>> begin RECORDS TO PROCESS

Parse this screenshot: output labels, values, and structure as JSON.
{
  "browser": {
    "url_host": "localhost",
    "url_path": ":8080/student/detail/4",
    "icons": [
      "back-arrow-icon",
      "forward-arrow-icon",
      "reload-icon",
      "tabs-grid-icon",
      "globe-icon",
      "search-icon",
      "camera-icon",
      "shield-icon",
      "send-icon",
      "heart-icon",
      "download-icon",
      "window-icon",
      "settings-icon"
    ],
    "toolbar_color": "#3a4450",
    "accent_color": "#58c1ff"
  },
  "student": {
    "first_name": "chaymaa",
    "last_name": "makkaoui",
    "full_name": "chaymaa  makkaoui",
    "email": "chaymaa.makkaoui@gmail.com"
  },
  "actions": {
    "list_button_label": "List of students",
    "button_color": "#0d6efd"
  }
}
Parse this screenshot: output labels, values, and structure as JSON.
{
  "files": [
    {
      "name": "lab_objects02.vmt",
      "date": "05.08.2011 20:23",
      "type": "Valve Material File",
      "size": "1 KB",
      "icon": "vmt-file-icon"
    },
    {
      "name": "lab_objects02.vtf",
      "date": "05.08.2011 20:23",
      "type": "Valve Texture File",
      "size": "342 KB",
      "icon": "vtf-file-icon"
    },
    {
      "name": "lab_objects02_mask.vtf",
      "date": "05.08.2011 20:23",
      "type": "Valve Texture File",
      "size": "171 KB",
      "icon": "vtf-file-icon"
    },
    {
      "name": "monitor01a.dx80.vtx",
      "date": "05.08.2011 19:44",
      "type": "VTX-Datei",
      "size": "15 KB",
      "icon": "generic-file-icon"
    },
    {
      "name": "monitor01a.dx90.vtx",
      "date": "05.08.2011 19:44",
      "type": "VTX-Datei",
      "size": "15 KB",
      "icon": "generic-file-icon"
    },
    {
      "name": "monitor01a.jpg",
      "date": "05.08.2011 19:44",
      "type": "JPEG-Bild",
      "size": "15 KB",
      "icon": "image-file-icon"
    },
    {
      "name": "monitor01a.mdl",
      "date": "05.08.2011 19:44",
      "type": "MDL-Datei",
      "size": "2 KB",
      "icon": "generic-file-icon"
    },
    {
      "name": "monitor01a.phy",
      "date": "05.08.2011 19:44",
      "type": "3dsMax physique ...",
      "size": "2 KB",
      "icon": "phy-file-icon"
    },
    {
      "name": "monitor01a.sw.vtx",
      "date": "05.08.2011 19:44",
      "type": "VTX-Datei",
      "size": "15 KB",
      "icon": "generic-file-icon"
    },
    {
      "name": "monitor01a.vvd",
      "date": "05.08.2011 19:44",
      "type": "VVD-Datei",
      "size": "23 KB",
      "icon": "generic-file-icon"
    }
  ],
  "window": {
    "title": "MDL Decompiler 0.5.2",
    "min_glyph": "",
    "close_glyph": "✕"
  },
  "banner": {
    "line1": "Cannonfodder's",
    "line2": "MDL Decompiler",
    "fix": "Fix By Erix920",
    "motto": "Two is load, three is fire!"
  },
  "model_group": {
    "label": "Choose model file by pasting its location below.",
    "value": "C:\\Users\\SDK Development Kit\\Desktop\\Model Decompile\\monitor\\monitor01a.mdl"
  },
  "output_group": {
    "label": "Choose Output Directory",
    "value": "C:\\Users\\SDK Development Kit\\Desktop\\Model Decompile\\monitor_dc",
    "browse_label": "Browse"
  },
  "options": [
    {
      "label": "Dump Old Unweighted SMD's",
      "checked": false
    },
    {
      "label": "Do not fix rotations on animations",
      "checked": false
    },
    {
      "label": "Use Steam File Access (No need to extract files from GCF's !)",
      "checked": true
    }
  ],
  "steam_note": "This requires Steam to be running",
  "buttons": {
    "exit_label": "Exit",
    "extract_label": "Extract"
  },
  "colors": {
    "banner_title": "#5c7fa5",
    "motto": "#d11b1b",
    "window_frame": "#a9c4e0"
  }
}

>> end RECORDS TO PROCESS

WRITTEN INSTRUCTION:
How many lines in the records above contain the word "Users"? Reply with the number and nothing more.

THE COMPLETED TASK:
2